**GIVEN PROBLEM**:
Can you transcribe every line exactly and leave the pictures behind?

====== DATA SHOWN ======

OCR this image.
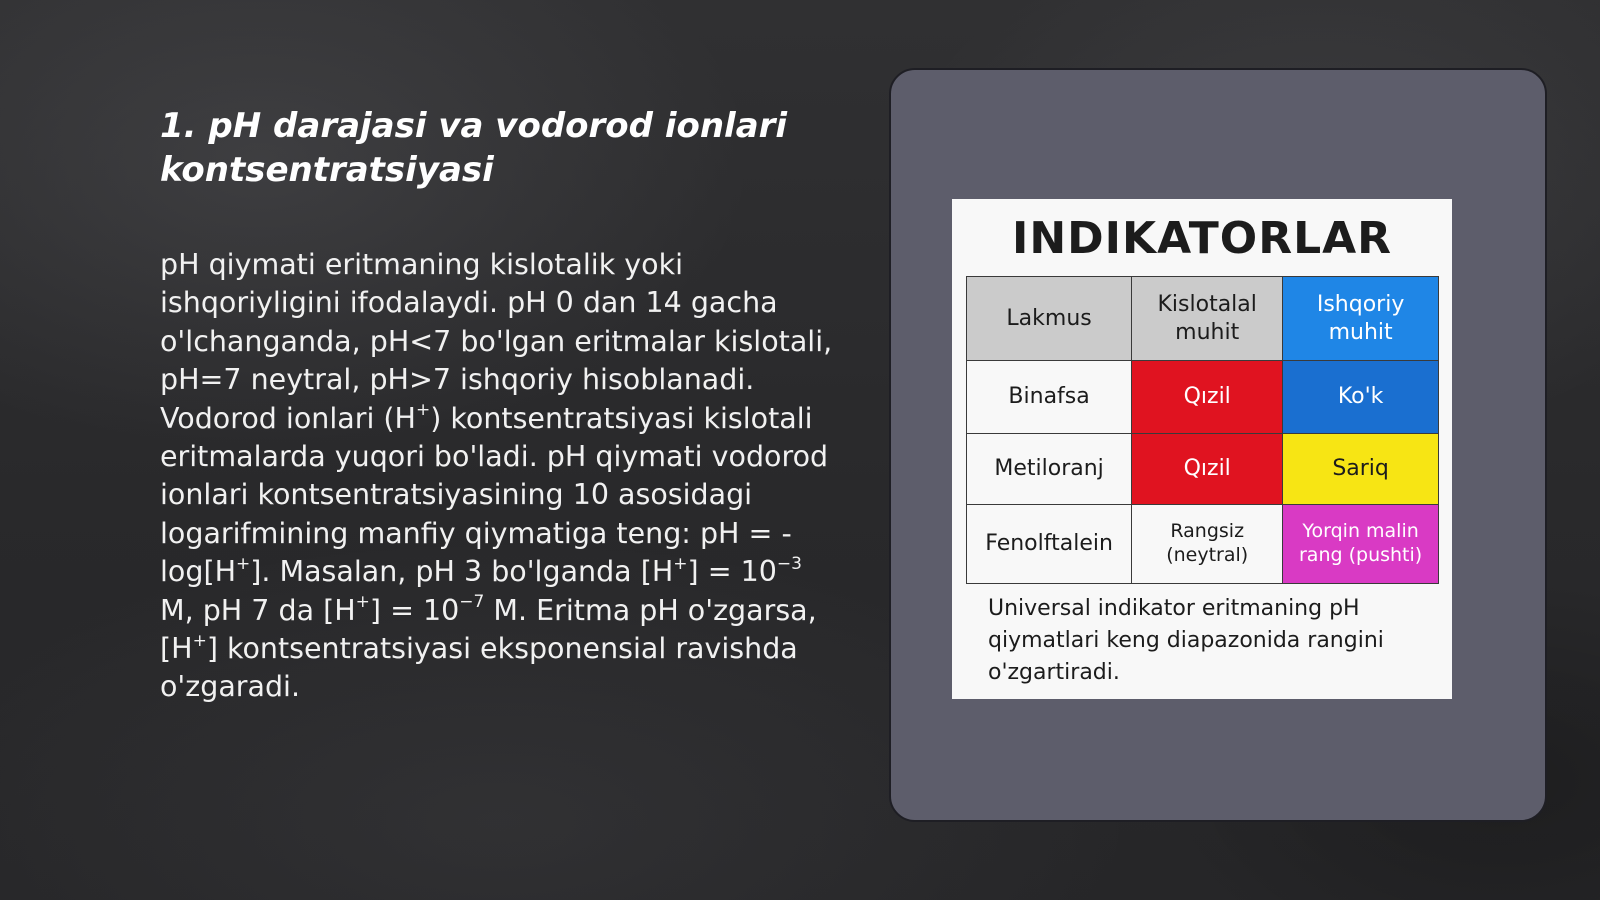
1. pH darajasi va vodorod ionlari kontsentratsiyasi

pH qiymati eritmaning kislotalik yoki ishqoriyligini ifodalaydi. pH 0 dan 14 gacha o'lchanganda, pH<7 bo'lgan eritmalar kislotali, pH=7 neytral, pH>7 ishqoriy hisoblanadi. Vodorod ionlari (H+) kontsentratsiyasi kislotali eritmalarda yuqori bo'ladi. pH qiymati vodorod ionlari kontsentratsiyasining 10 asosidagi logarifmining manfiy qiymatiga teng: pH = -log[H+]. Masalan, pH 3 bo'lganda $[H^+] = 10^{-3}$ M, pH 7 da $[H^+] = 10^{-7}$ M. Eritma pH o'zgarsa, [H+] kontsentratsiyasi eksponensial ravishda o'zgaradi.

INDIKATORLAR
Lakmus	Kislotalal muhit	Ishqoriy muhit
Binafsa	Qızil	Ko'k
Metiloranj	Qızil	Sariq
Fenolftalein	Rangsiz (neytral)	Yorqin malin rang (pushti)

Universal indikator eritmaning pH qiymatlari keng diapazonida rangini o'zgartiradi.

======

**REPLY**:
OCR this image.
1. pH darajasi va vodorod ionlari kontsentratsiyasi

pH qiymati eritmaning kislotalik yoki ishqoriyligini ifodalaydi. pH 0 dan 14 gacha o'lchanganda, pH<7 bo'lgan eritmalar kislotali, pH=7 neytral, pH>7 ishqoriy hisoblanadi. Vodorod ionlari (H+) kontsentratsiyasi kislotali eritmalarda yuqori bo'ladi. pH qiymati vodorod ionlari kontsentratsiyasining 10 asosidagi logarifmining manfiy qiymatiga teng: pH = -log[H+]. Masalan, pH 3 bo'lganda $[H^+] = 10^{-3}$ M, pH 7 da $[H^+] = 10^{-7}$ M. Eritma pH o'zgarsa, [H+] kontsentratsiyasi eksponensial ravishda o'zgaradi.

INDIKATORLAR
Lakmus	Kislotalal muhit	Ishqoriy muhit
Binafsa	Qızil	Ko'k
Metiloranj	Qızil	Sariq
Fenolftalein	Rangsiz (neytral)	Yorqin malin rang (pushti)

Universal indikator eritmaning pH qiymatlari keng diapazonida rangini o'zgartiradi.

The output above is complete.